Records contained in a dataset >>

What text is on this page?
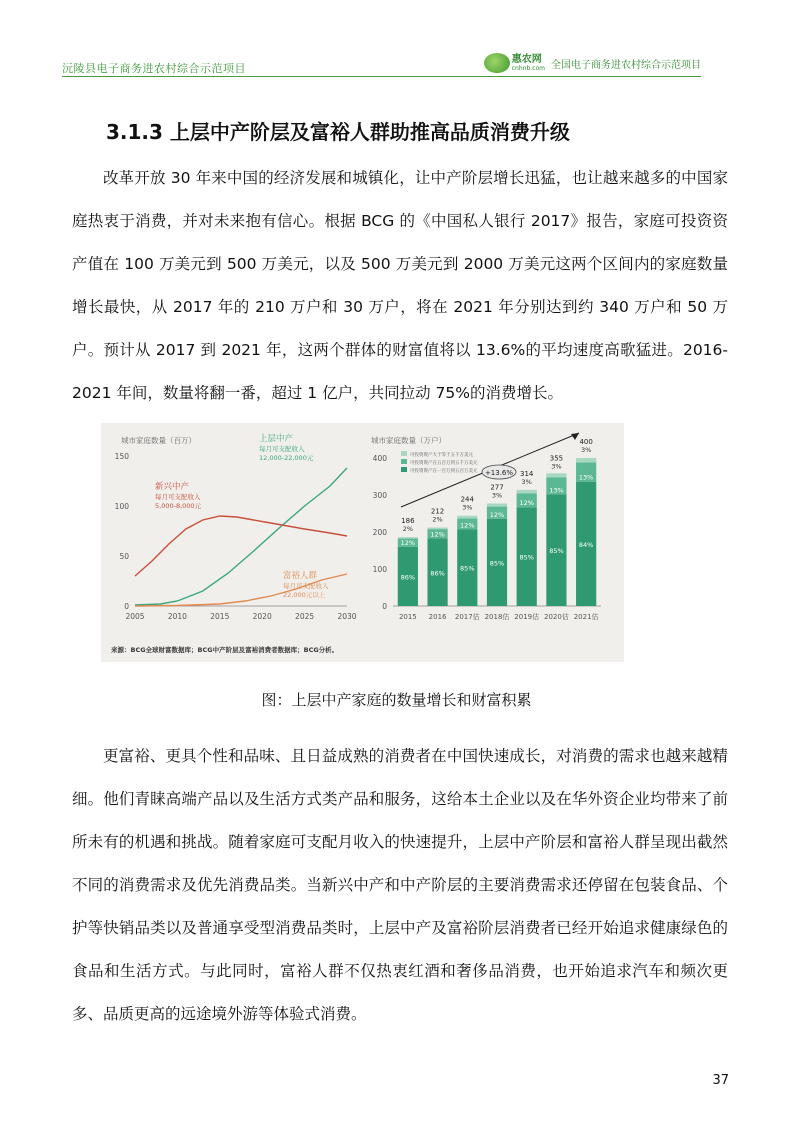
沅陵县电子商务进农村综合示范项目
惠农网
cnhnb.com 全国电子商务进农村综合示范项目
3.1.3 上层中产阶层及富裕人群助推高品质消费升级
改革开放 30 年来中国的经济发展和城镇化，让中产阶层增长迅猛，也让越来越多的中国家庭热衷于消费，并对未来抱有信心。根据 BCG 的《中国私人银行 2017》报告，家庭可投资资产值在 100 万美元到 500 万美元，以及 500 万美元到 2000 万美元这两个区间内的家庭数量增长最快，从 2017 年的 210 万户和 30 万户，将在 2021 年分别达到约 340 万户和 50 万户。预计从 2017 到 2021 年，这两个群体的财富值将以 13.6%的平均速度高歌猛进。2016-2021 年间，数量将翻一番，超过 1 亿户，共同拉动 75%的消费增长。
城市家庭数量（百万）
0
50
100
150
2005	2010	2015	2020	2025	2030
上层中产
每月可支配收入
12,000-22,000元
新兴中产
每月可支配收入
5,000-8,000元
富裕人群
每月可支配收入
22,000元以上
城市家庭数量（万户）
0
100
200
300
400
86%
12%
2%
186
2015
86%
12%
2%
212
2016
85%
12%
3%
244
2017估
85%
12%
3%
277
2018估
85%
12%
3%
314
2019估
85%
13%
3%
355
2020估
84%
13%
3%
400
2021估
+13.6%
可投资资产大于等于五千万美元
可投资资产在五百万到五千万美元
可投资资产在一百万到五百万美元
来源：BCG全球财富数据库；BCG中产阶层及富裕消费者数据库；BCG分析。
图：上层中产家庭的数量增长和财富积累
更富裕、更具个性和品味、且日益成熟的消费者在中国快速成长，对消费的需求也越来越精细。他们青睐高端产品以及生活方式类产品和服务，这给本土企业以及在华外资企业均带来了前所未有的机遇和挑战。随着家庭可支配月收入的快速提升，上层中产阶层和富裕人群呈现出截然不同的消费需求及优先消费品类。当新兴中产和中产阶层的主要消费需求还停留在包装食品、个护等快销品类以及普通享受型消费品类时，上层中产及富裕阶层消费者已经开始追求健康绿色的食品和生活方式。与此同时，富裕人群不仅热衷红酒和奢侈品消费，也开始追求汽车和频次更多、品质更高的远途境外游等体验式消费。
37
--
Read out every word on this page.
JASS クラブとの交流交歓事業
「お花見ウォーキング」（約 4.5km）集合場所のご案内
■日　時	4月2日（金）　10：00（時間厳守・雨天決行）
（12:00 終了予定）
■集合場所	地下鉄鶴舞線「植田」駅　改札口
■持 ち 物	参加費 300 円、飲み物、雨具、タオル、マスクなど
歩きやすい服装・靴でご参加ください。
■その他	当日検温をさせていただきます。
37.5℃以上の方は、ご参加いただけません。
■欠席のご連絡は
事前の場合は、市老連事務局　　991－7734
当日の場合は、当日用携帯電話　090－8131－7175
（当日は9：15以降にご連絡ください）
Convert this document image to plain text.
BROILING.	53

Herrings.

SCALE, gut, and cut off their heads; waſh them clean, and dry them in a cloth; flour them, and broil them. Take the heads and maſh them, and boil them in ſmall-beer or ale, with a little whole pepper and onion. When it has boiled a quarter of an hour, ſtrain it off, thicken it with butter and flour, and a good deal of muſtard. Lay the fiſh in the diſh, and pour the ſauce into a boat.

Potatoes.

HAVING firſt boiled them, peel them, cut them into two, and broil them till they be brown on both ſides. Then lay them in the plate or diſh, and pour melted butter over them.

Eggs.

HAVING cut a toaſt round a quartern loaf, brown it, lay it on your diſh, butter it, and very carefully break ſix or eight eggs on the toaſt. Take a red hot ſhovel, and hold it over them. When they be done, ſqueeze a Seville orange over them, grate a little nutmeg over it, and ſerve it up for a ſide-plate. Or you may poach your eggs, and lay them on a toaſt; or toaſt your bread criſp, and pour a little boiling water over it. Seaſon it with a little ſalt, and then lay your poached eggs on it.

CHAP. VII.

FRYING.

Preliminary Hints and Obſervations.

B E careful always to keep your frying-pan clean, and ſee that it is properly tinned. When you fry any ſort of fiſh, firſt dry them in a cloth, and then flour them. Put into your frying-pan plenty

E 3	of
==
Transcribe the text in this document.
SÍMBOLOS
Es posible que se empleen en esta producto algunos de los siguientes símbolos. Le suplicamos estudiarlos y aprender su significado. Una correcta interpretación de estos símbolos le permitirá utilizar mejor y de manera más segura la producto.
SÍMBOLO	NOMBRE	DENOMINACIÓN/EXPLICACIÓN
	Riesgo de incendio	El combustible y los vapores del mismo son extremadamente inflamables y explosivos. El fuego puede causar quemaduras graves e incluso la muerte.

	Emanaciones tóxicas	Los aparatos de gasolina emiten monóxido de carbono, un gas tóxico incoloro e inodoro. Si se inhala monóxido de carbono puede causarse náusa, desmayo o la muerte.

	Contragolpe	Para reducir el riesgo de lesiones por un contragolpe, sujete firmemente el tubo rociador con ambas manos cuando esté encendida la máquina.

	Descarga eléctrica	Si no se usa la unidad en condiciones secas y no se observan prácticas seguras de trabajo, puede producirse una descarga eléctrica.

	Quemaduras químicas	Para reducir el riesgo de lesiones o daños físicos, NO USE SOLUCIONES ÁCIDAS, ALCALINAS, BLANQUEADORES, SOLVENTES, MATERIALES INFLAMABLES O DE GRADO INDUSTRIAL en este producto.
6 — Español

Aim >> Identify lines with the string "lesiones". Copy each one.

Solution for this task >>
	Contragolpe	Para reducir el riesgo de lesiones por un contragolpe, sujete firmemente el tubo rociador con ambas manos cuando esté encendida la máquina.
	Quemaduras químicas	Para reducir el riesgo de lesiones o daños físicos, NO USE SOLUCIONES ÁCIDAS, ALCALINAS, BLANQUEADORES, SOLVENTES, MATERIALES INFLAMABLES O DE GRADO INDUSTRIAL en este producto.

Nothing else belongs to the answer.